What is asked :: Reproduce all records verbatim.

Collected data
◆ ◆ ◆
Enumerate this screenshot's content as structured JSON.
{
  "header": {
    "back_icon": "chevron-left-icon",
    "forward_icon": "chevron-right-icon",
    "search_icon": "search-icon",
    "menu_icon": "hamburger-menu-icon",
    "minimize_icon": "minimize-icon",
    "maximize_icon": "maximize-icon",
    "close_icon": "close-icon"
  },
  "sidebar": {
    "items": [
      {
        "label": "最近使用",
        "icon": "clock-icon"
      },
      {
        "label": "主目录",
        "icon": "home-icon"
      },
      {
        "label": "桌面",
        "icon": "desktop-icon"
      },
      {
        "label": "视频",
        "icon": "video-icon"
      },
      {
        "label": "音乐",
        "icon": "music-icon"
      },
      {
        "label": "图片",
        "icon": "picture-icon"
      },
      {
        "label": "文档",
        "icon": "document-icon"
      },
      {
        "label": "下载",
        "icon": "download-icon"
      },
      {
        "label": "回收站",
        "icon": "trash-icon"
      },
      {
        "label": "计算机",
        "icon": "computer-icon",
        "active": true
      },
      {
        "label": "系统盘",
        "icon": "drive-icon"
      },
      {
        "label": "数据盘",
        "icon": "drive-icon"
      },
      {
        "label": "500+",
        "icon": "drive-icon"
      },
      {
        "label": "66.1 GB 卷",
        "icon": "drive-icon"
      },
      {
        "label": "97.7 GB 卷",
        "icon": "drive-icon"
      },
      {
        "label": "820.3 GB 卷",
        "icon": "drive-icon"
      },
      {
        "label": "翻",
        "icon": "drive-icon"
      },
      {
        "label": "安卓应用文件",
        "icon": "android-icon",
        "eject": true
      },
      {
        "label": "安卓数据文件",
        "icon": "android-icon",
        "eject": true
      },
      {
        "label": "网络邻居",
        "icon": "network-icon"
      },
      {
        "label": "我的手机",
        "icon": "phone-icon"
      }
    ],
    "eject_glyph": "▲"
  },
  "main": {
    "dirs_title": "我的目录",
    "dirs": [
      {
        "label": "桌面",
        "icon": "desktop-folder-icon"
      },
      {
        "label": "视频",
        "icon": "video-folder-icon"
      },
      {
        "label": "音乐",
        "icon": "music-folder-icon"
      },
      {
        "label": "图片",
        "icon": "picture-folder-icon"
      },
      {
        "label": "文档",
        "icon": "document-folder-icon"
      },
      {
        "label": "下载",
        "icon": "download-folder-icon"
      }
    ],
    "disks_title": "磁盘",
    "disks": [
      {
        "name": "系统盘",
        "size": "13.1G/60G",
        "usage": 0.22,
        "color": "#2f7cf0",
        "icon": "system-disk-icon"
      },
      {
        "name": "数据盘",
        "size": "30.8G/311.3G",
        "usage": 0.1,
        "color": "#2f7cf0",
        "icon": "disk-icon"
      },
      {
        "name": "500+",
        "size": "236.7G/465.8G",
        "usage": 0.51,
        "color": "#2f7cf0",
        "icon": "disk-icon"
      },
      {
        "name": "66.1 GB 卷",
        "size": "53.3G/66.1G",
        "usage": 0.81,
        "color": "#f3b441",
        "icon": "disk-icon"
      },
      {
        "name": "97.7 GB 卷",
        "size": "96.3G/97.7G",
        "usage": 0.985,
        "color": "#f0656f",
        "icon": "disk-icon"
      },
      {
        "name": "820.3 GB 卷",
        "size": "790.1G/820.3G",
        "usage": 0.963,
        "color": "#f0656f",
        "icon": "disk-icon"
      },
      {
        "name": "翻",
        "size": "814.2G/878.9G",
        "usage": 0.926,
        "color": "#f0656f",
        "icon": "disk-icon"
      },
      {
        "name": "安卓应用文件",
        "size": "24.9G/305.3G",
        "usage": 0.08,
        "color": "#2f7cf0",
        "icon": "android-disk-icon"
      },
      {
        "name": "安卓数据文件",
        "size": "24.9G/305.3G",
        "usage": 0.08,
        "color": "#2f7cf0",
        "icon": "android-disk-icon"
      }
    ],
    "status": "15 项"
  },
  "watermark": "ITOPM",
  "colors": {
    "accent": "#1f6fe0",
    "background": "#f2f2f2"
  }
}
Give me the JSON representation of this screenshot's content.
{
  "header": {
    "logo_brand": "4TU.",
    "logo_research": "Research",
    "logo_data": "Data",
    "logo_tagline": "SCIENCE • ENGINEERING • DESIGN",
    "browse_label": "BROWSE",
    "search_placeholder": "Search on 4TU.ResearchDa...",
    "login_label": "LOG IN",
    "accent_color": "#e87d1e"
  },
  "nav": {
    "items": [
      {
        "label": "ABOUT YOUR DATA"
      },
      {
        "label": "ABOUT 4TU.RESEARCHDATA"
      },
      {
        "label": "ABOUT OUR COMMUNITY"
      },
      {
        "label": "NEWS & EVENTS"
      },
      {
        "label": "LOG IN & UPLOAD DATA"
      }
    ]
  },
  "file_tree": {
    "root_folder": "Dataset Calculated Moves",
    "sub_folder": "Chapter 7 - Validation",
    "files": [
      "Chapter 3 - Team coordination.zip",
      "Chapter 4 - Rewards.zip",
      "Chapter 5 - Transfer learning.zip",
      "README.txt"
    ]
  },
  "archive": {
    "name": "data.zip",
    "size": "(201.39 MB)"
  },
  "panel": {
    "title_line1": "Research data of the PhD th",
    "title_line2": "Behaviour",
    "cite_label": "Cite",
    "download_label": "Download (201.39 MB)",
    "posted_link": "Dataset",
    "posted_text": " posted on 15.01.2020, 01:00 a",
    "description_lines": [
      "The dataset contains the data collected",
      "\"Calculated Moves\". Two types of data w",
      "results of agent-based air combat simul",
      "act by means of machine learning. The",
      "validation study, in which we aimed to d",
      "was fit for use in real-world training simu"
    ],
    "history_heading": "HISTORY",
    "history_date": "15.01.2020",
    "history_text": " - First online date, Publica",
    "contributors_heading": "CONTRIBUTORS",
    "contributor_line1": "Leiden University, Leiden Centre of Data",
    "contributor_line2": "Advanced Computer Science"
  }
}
◆ ◆ ◆
Final result ::
Enumerate this screenshot's content as structured JSON.
{
  "header": {
    "back_icon": "chevron-left-icon",
    "forward_icon": "chevron-right-icon",
    "search_icon": "search-icon",
    "menu_icon": "hamburger-menu-icon",
    "minimize_icon": "minimize-icon",
    "maximize_icon": "maximize-icon",
    "close_icon": "close-icon"
  },
  "sidebar": {
    "items": [
      {
        "label": "最近使用",
        "icon": "clock-icon"
      },
      {
        "label": "主目录",
        "icon": "home-icon"
      },
      {
        "label": "桌面",
        "icon": "desktop-icon"
      },
      {
        "label": "视频",
        "icon": "video-icon"
      },
      {
        "label": "音乐",
        "icon": "music-icon"
      },
      {
        "label": "图片",
        "icon": "picture-icon"
      },
      {
        "label": "文档",
        "icon": "document-icon"
      },
      {
        "label": "下载",
        "icon": "download-icon"
      },
      {
        "label": "回收站",
        "icon": "trash-icon"
      },
      {
        "label": "计算机",
        "icon": "computer-icon",
        "active": true
      },
      {
        "label": "系统盘",
        "icon": "drive-icon"
      },
      {
        "label": "数据盘",
        "icon": "drive-icon"
      },
      {
        "label": "500+",
        "icon": "drive-icon"
      },
      {
        "label": "66.1 GB 卷",
        "icon": "drive-icon"
      },
      {
        "label": "97.7 GB 卷",
        "icon": "drive-icon"
      },
      {
        "label": "820.3 GB 卷",
        "icon": "drive-icon"
      },
      {
        "label": "翻",
        "icon": "drive-icon"
      },
      {
        "label": "安卓应用文件",
        "icon": "android-icon",
        "eject": true
      },
      {
        "label": "安卓数据文件",
        "icon": "android-icon",
        "eject": true
      },
      {
        "label": "网络邻居",
        "icon": "network-icon"
      },
      {
        "label": "我的手机",
        "icon": "phone-icon"
      }
    ],
    "eject_glyph": "▲"
  },
  "main": {
    "dirs_title": "我的目录",
    "dirs": [
      {
        "label": "桌面",
        "icon": "desktop-folder-icon"
      },
      {
        "label": "视频",
        "icon": "video-folder-icon"
      },
      {
        "label": "音乐",
        "icon": "music-folder-icon"
      },
      {
        "label": "图片",
        "icon": "picture-folder-icon"
      },
      {
        "label": "文档",
        "icon": "document-folder-icon"
      },
      {
        "label": "下载",
        "icon": "download-folder-icon"
      }
    ],
    "disks_title": "磁盘",
    "disks": [
      {
        "name": "系统盘",
        "size": "13.1G/60G",
        "usage": 0.22,
        "color": "#2f7cf0",
        "icon": "system-disk-icon"
      },
      {
        "name": "数据盘",
        "size": "30.8G/311.3G",
        "usage": 0.1,
        "color": "#2f7cf0",
        "icon": "disk-icon"
      },
      {
        "name": "500+",
        "size": "236.7G/465.8G",
        "usage": 0.51,
        "color": "#2f7cf0",
        "icon": "disk-icon"
      },
      {
        "name": "66.1 GB 卷",
        "size": "53.3G/66.1G",
        "usage": 0.81,
        "color": "#f3b441",
        "icon": "disk-icon"
      },
      {
        "name": "97.7 GB 卷",
        "size": "96.3G/97.7G",
        "usage": 0.985,
        "color": "#f0656f",
        "icon": "disk-icon"
      },
      {
        "name": "820.3 GB 卷",
        "size": "790.1G/820.3G",
        "usage": 0.963,
        "color": "#f0656f",
        "icon": "disk-icon"
      },
      {
        "name": "翻",
        "size": "814.2G/878.9G",
        "usage": 0.926,
        "color": "#f0656f",
        "icon": "disk-icon"
      },
      {
        "name": "安卓应用文件",
        "size": "24.9G/305.3G",
        "usage": 0.08,
        "color": "#2f7cf0",
        "icon": "android-disk-icon"
      },
      {
        "name": "安卓数据文件",
        "size": "24.9G/305.3G",
        "usage": 0.08,
        "color": "#2f7cf0",
        "icon": "android-disk-icon"
      }
    ],
    "status": "15 项"
  },
  "watermark": "ITOPM",
  "colors": {
    "accent": "#1f6fe0",
    "background": "#f2f2f2"
  }
}
Give me the JSON representation of this screenshot's content.
{
  "header": {
    "logo_brand": "4TU.",
    "logo_research": "Research",
    "logo_data": "Data",
    "logo_tagline": "SCIENCE • ENGINEERING • DESIGN",
    "browse_label": "BROWSE",
    "search_placeholder": "Search on 4TU.ResearchDa...",
    "login_label": "LOG IN",
    "accent_color": "#e87d1e"
  },
  "nav": {
    "items": [
      {
        "label": "ABOUT YOUR DATA"
      },
      {
        "label": "ABOUT 4TU.RESEARCHDATA"
      },
      {
        "label": "ABOUT OUR COMMUNITY"
      },
      {
        "label": "NEWS & EVENTS"
      },
      {
        "label": "LOG IN & UPLOAD DATA"
      }
    ]
  },
  "file_tree": {
    "root_folder": "Dataset Calculated Moves",
    "sub_folder": "Chapter 7 - Validation",
    "files": [
      "Chapter 3 - Team coordination.zip",
      "Chapter 4 - Rewards.zip",
      "Chapter 5 - Transfer learning.zip",
      "README.txt"
    ]
  },
  "archive": {
    "name": "data.zip",
    "size": "(201.39 MB)"
  },
  "panel": {
    "title_line1": "Research data of the PhD th",
    "title_line2": "Behaviour",
    "cite_label": "Cite",
    "download_label": "Download (201.39 MB)",
    "posted_link": "Dataset",
    "posted_text": " posted on 15.01.2020, 01:00 a",
    "description_lines": [
      "The dataset contains the data collected",
      "\"Calculated Moves\". Two types of data w",
      "results of agent-based air combat simul",
      "act by means of machine learning. The",
      "validation study, in which we aimed to d",
      "was fit for use in real-world training simu"
    ],
    "history_heading": "HISTORY",
    "history_date": "15.01.2020",
    "history_text": " - First online date, Publica",
    "contributors_heading": "CONTRIBUTORS",
    "contributor_line1": "Leiden University, Leiden Centre of Data",
    "contributor_line2": "Advanced Computer Science"
  }
}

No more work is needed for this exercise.